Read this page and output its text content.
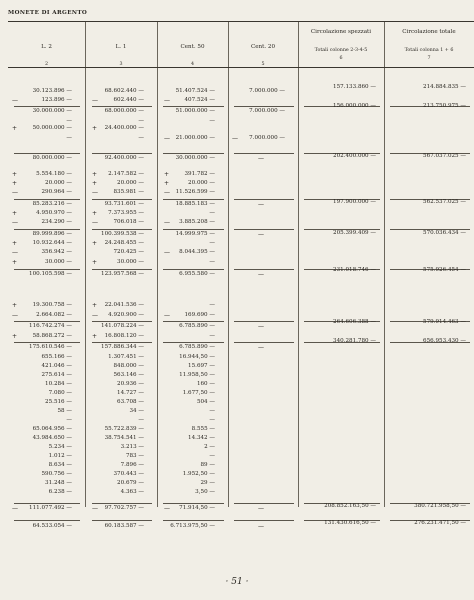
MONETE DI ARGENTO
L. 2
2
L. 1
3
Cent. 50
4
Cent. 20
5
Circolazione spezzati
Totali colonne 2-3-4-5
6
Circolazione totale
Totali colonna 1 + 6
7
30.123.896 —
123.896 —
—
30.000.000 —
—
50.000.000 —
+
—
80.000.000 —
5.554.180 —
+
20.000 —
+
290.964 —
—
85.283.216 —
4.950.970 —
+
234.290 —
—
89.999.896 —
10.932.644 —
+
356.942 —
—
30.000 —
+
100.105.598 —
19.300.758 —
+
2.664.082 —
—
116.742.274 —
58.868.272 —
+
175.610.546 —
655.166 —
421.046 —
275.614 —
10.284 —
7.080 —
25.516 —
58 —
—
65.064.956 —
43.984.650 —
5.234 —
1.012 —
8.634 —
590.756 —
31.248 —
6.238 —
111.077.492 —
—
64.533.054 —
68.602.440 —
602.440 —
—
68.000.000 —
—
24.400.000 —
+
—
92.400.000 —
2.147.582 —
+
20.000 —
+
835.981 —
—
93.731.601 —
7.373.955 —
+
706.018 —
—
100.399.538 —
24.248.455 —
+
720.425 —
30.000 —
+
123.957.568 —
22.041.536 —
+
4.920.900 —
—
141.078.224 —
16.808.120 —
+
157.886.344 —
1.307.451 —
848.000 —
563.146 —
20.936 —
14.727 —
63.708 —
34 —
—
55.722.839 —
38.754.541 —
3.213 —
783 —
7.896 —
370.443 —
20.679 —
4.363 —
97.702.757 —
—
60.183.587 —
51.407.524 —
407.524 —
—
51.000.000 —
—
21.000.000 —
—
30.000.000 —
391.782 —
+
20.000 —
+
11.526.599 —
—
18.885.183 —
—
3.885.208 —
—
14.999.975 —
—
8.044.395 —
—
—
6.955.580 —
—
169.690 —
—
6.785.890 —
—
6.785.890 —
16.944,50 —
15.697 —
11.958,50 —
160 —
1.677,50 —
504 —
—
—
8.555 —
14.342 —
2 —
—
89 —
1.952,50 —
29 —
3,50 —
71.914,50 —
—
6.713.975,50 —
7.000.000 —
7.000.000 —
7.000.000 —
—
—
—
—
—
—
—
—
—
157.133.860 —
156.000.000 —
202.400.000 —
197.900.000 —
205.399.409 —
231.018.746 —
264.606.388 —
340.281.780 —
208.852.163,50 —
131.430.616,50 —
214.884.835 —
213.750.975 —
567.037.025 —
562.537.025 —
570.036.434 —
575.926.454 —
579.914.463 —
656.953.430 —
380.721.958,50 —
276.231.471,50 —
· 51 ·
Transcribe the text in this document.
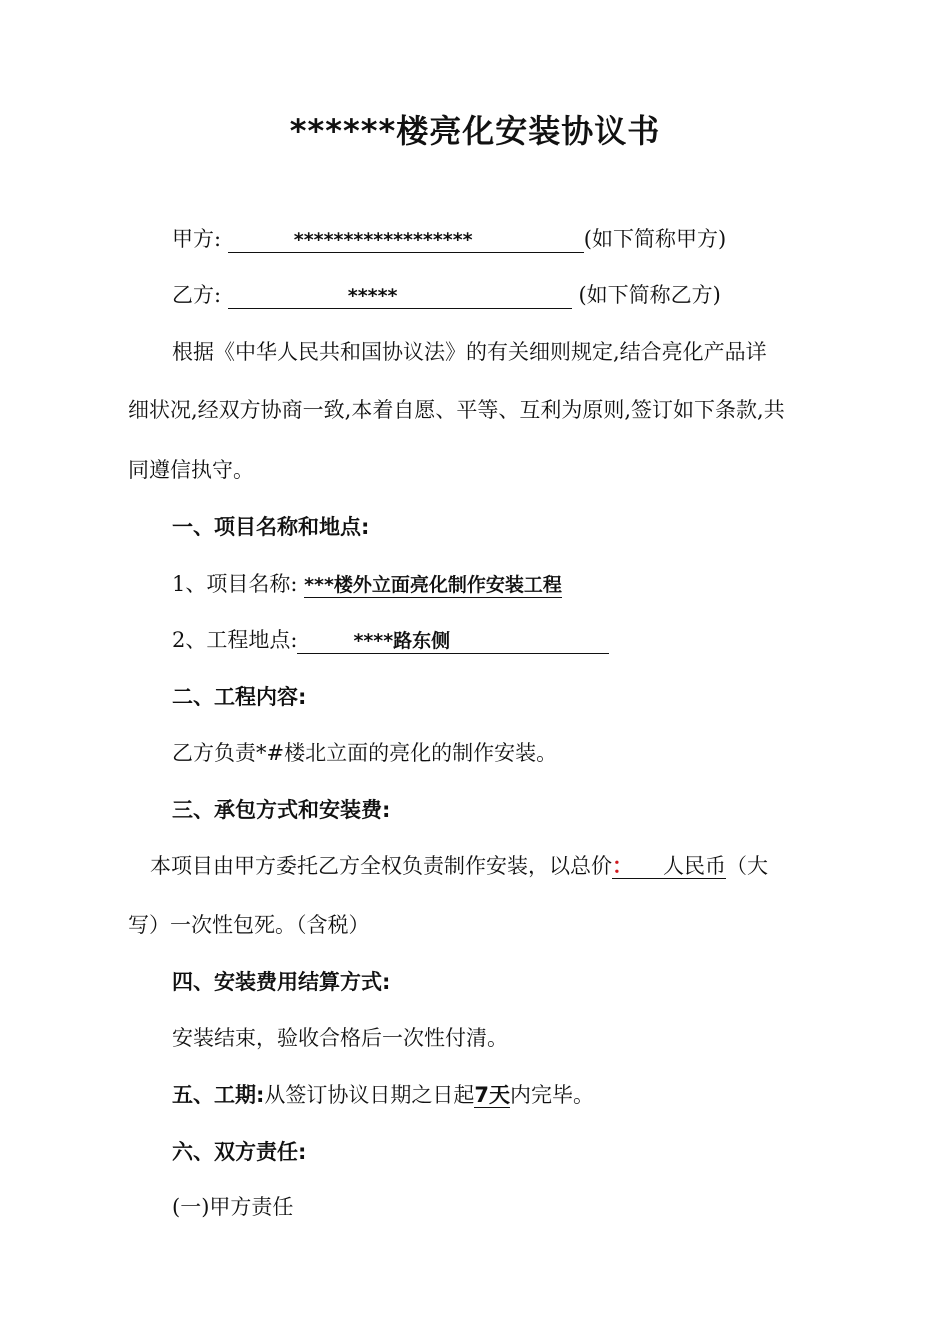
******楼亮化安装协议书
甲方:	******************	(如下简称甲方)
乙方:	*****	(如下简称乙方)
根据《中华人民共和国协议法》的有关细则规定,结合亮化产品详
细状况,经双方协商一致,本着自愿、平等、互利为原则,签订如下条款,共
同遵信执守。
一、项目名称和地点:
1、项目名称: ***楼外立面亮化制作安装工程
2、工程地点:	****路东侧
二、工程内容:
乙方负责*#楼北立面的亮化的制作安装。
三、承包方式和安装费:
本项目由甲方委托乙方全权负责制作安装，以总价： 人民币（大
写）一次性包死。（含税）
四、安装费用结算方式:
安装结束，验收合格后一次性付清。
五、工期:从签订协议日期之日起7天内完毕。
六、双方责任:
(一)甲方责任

........

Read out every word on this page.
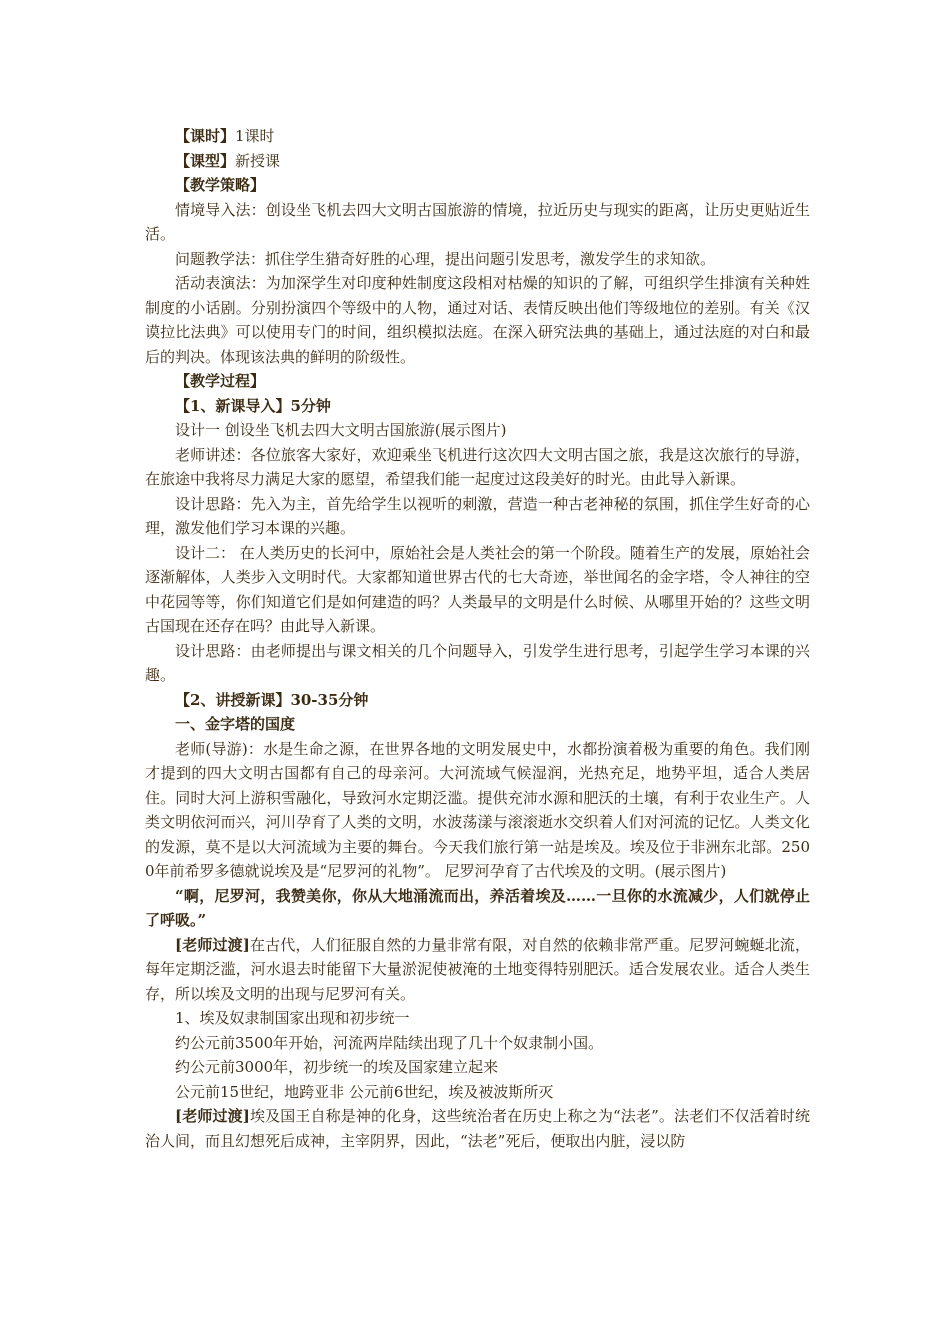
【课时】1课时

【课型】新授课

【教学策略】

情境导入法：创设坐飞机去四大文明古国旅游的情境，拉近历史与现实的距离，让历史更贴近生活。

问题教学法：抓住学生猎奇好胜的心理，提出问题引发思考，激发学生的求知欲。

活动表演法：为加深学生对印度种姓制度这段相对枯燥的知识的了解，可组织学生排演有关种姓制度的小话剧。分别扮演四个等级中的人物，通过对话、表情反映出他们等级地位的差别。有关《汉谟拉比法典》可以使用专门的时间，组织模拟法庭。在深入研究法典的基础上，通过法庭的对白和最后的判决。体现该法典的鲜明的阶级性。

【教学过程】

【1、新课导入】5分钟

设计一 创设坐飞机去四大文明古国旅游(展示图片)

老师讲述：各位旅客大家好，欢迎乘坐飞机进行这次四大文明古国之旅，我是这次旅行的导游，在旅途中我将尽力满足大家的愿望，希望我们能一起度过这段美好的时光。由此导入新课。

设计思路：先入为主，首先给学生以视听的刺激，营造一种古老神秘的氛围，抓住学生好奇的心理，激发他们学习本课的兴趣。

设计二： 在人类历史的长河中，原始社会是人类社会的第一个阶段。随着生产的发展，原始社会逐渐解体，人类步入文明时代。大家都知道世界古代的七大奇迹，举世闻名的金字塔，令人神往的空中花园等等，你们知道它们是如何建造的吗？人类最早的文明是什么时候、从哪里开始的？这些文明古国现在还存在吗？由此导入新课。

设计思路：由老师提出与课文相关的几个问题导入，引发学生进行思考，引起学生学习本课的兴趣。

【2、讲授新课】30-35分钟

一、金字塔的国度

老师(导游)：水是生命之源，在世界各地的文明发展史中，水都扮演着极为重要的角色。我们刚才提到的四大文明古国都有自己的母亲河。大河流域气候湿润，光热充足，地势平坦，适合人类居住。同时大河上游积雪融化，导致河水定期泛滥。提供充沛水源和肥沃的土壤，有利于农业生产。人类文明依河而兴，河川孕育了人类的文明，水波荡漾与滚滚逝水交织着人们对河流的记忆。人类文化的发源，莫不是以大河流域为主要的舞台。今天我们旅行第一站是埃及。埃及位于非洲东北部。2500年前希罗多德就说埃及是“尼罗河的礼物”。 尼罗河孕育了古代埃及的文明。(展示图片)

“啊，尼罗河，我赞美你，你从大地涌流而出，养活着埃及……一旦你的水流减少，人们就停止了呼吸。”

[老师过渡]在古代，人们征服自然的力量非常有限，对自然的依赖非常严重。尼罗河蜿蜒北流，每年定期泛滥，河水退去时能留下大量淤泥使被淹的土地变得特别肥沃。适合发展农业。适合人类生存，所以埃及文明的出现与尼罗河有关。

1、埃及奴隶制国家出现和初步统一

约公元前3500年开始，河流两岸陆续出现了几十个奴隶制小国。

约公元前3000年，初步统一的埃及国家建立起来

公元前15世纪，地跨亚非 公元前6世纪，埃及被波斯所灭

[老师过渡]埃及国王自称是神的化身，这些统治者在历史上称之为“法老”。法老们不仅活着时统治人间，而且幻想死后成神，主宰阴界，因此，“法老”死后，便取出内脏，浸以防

........

EXERCISE » Identify each line of the material where the word "展示图片" shows up, and copy it.

RESULT »
设计一 创设坐飞机去四大文明古国旅游(展示图片)
老师(导游)：水是生命之源，在世界各地的文明发展史中，水都扮演着极为重要的角色。我们刚才提到的四大文明古国都有自己的母亲河。大河流域气候湿润，光热充足，地势平坦，适合人类居住。同时大河上游积雪融化，导致河水定期泛滥。提供充沛水源和肥沃的土壤，有利于农业生产。人类文明依河而兴，河川孕育了人类的文明，水波荡漾与滚滚逝水交织着人们对河流的记忆。人类文化的发源，莫不是以大河流域为主要的舞台。今天我们旅行第一站是埃及。埃及位于非洲东北部。2500年前希罗多德就说埃及是“尼罗河的礼物”。 尼罗河孕育了古代埃及的文明。(展示图片)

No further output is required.